**TASK DESCRIPTION**
From the line containing "Transcribe this image's" down to the last line of the records below, copy every line exactly. Leave out everything before it.

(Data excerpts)
** START **
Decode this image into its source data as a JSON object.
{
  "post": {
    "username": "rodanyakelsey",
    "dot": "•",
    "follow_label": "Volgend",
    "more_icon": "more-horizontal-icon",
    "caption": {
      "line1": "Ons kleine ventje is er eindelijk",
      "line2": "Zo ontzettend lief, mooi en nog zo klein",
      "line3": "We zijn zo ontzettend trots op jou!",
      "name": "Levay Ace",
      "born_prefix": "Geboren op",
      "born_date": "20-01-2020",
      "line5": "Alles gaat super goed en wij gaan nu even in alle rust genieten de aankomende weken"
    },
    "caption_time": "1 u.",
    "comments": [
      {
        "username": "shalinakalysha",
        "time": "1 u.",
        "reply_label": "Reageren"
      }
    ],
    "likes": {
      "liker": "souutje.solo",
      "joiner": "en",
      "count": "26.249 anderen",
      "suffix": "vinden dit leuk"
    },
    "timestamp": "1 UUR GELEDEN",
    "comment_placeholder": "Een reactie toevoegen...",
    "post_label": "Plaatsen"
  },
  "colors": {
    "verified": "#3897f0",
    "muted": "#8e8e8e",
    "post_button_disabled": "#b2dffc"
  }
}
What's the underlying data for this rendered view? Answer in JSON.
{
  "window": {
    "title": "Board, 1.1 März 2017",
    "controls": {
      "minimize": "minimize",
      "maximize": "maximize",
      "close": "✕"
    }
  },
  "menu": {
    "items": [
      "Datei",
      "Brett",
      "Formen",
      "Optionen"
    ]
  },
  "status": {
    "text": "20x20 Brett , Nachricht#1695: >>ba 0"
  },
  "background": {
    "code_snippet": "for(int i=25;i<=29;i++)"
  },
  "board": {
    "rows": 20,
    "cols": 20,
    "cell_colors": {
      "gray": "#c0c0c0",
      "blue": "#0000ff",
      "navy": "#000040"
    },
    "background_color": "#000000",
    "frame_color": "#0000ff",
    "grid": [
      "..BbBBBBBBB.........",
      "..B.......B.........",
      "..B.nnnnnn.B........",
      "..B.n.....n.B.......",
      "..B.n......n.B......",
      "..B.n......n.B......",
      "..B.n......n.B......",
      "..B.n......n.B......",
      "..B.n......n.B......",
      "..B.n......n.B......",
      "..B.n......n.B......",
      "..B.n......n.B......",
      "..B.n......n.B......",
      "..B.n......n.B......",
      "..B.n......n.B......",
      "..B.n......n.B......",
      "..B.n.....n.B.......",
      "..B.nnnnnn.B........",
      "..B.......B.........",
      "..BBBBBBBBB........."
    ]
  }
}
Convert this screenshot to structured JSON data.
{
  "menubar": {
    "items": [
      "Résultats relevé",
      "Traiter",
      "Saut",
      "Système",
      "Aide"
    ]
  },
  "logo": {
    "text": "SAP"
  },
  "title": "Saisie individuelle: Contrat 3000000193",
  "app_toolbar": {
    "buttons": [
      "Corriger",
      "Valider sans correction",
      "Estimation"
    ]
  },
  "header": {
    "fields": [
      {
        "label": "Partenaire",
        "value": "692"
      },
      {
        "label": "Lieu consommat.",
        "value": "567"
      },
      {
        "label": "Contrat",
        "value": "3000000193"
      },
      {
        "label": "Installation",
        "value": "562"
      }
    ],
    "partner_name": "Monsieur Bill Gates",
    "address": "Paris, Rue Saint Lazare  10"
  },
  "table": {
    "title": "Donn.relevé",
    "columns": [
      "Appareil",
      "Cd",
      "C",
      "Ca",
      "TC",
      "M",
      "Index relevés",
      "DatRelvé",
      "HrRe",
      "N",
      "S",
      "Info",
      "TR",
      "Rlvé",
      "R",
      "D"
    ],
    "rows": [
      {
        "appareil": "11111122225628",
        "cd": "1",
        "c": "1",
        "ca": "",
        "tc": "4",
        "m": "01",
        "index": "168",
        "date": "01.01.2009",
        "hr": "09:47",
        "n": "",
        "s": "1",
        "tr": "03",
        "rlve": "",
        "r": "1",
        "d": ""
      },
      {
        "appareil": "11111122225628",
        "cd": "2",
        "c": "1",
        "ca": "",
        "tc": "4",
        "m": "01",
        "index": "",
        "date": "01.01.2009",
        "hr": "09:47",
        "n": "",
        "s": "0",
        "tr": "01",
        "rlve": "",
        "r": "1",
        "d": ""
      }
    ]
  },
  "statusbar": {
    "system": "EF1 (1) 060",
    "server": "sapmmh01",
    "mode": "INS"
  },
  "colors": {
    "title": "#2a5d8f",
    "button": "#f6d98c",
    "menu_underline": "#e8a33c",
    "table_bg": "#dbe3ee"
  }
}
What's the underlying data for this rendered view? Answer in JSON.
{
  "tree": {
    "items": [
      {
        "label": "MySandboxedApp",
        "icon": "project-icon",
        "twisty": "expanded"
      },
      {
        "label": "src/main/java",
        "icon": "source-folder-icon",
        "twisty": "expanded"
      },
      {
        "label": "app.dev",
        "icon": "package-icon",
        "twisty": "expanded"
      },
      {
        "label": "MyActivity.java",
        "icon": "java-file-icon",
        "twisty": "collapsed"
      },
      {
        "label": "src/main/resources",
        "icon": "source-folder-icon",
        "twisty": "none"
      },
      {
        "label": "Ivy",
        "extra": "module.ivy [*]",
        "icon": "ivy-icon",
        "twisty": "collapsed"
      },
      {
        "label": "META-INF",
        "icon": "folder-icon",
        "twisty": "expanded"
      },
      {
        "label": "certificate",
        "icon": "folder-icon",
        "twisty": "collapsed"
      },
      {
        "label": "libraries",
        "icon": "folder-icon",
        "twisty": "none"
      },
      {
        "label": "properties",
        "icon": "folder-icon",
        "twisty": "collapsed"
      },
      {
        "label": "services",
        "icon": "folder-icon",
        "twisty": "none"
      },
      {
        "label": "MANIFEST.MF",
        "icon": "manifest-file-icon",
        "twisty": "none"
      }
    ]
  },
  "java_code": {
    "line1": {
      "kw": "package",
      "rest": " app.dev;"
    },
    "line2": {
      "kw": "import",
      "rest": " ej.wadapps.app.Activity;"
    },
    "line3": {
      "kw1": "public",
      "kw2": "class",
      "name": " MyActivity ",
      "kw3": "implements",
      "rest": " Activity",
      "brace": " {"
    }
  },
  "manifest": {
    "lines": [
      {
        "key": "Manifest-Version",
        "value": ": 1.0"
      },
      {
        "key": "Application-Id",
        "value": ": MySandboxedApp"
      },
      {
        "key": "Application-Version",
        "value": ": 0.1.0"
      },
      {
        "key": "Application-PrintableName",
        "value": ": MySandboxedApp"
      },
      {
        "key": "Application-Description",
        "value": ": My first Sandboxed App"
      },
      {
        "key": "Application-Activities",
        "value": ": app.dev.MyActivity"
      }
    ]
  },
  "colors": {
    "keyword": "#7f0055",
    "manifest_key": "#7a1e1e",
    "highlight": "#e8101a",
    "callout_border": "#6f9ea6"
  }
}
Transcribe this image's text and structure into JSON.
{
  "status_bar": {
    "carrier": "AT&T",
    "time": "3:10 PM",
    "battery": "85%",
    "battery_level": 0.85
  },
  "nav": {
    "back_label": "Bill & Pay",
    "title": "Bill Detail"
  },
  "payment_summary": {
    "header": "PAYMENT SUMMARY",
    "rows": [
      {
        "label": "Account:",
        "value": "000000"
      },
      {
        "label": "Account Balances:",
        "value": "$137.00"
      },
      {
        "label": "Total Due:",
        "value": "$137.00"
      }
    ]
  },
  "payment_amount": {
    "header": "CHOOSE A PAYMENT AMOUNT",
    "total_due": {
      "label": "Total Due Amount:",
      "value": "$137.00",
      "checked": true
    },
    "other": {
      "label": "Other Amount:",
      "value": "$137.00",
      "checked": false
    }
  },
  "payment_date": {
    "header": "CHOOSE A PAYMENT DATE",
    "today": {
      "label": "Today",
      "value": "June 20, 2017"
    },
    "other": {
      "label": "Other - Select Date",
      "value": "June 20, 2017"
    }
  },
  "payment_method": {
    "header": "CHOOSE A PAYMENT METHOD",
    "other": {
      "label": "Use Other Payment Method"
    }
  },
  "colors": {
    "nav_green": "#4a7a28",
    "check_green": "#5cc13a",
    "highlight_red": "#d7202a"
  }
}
** END **
**ANSWER TO THIS PROBLEM**
Transcribe this image's text and structure into JSON.
{
  "status_bar": {
    "carrier": "AT&T",
    "time": "3:10 PM",
    "battery": "85%",
    "battery_level": 0.85
  },
  "nav": {
    "back_label": "Bill & Pay",
    "title": "Bill Detail"
  },
  "payment_summary": {
    "header": "PAYMENT SUMMARY",
    "rows": [
      {
        "label": "Account:",
        "value": "000000"
      },
      {
        "label": "Account Balances:",
        "value": "$137.00"
      },
      {
        "label": "Total Due:",
        "value": "$137.00"
      }
    ]
  },
  "payment_amount": {
    "header": "CHOOSE A PAYMENT AMOUNT",
    "total_due": {
      "label": "Total Due Amount:",
      "value": "$137.00",
      "checked": true
    },
    "other": {
      "label": "Other Amount:",
      "value": "$137.00",
      "checked": false
    }
  },
  "payment_date": {
    "header": "CHOOSE A PAYMENT DATE",
    "today": {
      "label": "Today",
      "value": "June 20, 2017"
    },
    "other": {
      "label": "Other - Select Date",
      "value": "June 20, 2017"
    }
  },
  "payment_method": {
    "header": "CHOOSE A PAYMENT METHOD",
    "other": {
      "label": "Use Other Payment Method"
    }
  },
  "colors": {
    "nav_green": "#4a7a28",
    "check_green": "#5cc13a",
    "highlight_red": "#d7202a"
  }
}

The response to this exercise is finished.